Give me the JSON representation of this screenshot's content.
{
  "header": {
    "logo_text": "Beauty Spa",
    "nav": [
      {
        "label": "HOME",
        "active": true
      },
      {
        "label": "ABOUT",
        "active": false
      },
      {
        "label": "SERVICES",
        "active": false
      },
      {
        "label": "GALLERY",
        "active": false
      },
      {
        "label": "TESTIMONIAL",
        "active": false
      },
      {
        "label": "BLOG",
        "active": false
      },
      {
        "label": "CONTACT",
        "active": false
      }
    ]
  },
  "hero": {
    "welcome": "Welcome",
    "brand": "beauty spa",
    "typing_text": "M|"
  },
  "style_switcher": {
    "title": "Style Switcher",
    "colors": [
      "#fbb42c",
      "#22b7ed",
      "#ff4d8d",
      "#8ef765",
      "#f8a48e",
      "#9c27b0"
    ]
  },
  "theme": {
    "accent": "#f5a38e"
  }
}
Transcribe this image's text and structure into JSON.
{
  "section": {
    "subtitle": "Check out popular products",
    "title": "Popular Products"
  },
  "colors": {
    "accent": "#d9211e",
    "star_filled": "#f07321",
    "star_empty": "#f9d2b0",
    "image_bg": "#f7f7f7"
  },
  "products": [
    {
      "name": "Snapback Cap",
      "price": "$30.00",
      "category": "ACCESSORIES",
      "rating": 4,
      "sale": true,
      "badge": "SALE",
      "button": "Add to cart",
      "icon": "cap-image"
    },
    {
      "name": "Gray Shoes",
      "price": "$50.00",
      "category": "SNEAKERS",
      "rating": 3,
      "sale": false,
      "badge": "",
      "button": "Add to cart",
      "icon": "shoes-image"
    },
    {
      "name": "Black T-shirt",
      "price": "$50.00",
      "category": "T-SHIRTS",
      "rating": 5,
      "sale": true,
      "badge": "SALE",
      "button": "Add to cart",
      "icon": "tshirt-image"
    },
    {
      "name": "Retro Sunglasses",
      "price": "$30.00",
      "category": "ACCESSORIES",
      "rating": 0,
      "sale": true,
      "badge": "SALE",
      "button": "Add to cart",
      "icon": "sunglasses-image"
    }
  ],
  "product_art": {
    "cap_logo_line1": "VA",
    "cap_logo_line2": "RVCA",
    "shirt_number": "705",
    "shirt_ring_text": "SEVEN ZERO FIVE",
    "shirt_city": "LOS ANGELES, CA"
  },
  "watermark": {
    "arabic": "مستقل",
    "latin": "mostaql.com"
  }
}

==================================================

# GOAL OF THE EXERCISE:
Find "this". Copy every line it occurs in.

# WRITTEN ANSWER:
Give me the JSON representation of this screenshot's content.
Transcribe this image's text and structure into JSON.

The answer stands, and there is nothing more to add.